Extract:
★ ★ ★ ★

Monday, January 11, 2016

New Year's Resolutions: Everything Else

OK, not all my mini review collections can have cute little themes. Here’s the rest of the less relevant viewing I’m clearing off my slate from 2015.

Source Code


Year: 2011
Director: Ducan Jones
Cast: Jake Gyllenhaal, Michelle Monaghan, Vera Farmiga
Run Time: 1 hour 33 minutes
MPAA Rating: PG-13

A helicopter pilot wakes up on a train in a different body, forced to keep reliving a terrorist bombing until he catches the culprit.

A movie doesn’t need to be complicated to be great. Source Code gets in, lays out its plot, wraps up, and jams the hell out of there. It’s a swift, exciting 90 minutes that triumphs by cutting the fat and delivering the gods. Just like Wes Craven’s Red Eye, it’s a stellar genre exercise for the very reason that it’s sleek and taut, using tropes the audience is already familiar with to bypass the exposition bottleneck and immediately begin pouring gasoline directly onto the flames.

★ ★ ★ ★

Set problem: In two sentences, what does the review post say? The listing is separate material, unconnected to the review post.

Given data:

★ ★ ★ ★

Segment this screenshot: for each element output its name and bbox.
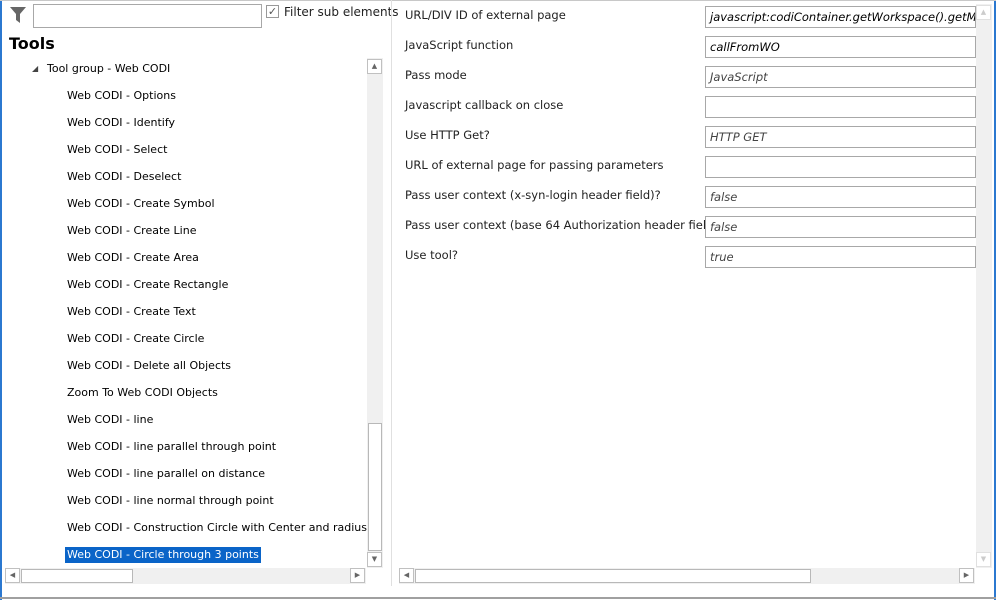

★ ★ ★ ★

Result for this exercise: The post works through leftover viewing from 2015 and reviews Source Code, a 2011 PG-13 film in which a helicopter pilot wakes up on a train in a different body and must keep reliving a terrorist bombing until he catches the culprit. The reviewer calls it a swift, exciting 90 minutes that triumphs by cutting the fat, and says that, like Wes Craven's Red Eye, it uses familiar tropes to bypass exposition.